** Start RECORDS FOR THIS TASK **

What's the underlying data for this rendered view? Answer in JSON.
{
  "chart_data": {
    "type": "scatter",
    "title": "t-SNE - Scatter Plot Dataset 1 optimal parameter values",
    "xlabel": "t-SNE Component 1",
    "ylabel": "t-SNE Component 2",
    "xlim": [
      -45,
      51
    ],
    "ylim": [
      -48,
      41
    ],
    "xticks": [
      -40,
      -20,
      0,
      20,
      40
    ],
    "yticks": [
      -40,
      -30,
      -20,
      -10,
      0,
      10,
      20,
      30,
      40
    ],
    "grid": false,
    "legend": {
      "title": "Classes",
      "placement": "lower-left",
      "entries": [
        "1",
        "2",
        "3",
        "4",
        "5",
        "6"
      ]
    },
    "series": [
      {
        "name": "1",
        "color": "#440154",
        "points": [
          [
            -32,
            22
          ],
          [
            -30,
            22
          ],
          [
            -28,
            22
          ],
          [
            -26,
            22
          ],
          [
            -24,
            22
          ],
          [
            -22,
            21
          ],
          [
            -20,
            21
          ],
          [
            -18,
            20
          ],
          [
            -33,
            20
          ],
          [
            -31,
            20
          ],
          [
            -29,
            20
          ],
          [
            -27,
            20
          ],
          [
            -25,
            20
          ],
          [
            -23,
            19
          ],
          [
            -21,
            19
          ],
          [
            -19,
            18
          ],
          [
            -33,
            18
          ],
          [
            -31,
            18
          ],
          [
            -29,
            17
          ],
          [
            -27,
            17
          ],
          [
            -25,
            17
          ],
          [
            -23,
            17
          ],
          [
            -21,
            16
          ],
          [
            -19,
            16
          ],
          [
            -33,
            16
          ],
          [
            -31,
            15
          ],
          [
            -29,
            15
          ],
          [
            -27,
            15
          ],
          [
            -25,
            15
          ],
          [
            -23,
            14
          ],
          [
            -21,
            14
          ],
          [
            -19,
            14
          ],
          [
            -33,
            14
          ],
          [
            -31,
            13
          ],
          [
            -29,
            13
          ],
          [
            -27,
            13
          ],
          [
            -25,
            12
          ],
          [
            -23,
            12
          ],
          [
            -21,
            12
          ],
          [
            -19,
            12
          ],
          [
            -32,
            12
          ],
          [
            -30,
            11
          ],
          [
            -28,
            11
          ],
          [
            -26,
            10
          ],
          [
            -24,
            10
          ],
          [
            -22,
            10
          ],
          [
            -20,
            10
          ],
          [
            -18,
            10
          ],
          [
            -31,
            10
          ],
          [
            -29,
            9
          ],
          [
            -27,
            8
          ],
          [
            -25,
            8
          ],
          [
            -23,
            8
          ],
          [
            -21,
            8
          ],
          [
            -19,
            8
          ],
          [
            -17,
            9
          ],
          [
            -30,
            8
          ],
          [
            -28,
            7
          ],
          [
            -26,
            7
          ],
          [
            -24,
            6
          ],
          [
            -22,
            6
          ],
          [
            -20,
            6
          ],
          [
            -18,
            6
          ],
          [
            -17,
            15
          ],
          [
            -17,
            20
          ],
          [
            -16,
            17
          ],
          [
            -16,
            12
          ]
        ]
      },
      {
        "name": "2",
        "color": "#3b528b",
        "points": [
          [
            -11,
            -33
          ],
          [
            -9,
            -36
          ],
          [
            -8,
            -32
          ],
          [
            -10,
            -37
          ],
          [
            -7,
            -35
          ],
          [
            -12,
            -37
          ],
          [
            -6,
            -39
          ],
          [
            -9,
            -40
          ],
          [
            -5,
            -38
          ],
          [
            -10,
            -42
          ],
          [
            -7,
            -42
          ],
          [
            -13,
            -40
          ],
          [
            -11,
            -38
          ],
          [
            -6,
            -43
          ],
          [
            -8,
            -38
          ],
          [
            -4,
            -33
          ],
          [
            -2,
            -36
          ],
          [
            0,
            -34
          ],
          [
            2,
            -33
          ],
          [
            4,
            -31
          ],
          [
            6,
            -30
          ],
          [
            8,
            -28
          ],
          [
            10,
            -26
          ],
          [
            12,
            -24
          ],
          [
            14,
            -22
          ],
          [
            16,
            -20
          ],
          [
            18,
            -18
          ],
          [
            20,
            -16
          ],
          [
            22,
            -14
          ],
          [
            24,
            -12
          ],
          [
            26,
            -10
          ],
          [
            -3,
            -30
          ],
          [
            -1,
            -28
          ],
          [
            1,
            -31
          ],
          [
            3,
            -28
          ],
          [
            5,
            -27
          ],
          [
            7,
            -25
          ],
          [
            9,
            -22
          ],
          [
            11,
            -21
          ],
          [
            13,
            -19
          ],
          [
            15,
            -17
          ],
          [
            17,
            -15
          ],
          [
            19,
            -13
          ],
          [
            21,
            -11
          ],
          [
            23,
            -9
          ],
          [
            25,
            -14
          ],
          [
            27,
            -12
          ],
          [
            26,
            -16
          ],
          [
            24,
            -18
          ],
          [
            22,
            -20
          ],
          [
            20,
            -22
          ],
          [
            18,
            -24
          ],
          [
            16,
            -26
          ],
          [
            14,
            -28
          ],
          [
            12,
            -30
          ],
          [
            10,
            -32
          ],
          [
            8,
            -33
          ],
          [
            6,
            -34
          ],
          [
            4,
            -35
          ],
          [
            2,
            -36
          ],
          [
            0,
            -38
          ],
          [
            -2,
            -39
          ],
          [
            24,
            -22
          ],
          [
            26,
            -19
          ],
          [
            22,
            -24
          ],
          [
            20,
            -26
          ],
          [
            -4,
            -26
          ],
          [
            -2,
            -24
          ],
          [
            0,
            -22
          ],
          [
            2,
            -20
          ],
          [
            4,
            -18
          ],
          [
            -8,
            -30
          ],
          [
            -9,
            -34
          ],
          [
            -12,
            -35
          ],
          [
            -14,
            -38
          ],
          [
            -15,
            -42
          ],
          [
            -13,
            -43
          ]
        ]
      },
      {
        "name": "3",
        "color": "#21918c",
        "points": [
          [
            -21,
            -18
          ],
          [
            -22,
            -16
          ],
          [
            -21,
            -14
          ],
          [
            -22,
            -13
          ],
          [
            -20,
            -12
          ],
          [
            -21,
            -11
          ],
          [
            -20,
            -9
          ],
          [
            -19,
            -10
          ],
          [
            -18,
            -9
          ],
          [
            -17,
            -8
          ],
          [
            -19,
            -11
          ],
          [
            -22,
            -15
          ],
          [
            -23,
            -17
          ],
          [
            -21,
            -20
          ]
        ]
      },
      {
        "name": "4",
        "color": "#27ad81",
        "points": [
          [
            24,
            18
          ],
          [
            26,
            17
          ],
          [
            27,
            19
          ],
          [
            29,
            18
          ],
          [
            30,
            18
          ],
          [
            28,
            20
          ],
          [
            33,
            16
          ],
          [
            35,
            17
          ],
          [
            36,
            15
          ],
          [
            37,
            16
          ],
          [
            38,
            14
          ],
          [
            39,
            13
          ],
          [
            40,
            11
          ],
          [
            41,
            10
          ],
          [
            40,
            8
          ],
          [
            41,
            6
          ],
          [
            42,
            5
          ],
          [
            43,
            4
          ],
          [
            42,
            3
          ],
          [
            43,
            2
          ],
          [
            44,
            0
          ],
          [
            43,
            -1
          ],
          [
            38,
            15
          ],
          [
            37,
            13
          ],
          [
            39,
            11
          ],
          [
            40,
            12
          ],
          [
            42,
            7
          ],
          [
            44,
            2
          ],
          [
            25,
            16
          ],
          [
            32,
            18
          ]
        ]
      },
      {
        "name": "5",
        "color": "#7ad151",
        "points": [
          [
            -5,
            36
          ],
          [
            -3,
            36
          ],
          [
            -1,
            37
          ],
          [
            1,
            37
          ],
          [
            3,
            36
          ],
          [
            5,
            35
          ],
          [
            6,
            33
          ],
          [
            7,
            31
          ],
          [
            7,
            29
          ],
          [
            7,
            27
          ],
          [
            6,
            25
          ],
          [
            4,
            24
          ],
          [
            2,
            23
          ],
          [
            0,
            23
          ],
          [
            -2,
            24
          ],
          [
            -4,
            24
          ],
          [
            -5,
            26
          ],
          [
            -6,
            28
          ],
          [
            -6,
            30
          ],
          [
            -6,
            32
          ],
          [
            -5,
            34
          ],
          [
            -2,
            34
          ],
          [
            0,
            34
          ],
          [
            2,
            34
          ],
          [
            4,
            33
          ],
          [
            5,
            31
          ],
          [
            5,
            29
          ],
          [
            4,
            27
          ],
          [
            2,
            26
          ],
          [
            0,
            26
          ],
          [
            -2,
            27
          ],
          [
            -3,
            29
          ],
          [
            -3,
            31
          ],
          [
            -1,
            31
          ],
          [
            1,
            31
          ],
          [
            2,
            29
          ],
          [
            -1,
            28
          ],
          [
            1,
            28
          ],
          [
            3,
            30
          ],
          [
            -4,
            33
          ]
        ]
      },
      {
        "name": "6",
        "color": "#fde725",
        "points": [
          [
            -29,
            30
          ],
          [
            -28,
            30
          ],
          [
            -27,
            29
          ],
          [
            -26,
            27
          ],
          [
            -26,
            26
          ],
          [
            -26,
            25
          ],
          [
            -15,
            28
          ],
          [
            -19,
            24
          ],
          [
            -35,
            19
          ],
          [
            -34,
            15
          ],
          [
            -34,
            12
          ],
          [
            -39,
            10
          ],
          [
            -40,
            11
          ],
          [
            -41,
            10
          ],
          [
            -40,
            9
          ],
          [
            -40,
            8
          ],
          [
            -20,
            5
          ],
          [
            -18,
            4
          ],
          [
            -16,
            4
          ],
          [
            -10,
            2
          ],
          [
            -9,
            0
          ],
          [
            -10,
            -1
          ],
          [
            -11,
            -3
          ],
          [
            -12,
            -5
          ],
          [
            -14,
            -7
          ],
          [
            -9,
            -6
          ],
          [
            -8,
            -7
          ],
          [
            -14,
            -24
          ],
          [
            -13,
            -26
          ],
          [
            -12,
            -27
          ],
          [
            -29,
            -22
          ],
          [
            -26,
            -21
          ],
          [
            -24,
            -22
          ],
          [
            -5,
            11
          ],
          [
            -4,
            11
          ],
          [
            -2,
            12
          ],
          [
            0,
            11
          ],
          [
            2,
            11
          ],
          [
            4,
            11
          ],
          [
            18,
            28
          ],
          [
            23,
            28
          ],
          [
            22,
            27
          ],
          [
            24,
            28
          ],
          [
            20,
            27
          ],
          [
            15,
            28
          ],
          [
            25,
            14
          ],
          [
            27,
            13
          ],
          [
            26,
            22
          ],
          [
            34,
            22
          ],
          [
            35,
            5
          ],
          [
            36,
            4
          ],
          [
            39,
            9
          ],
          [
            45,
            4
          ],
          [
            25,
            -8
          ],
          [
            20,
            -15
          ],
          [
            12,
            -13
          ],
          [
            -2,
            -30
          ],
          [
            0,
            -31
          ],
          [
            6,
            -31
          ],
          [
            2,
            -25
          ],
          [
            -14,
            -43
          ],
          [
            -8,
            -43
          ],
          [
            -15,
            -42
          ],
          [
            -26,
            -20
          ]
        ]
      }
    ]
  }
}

** End RECORDS FOR THIS TASK **

● **DIRECTIVE**:
Work out how many lines of the data hold the string "name". Reply with that number alone.

● **TASK SOLUTION**:
6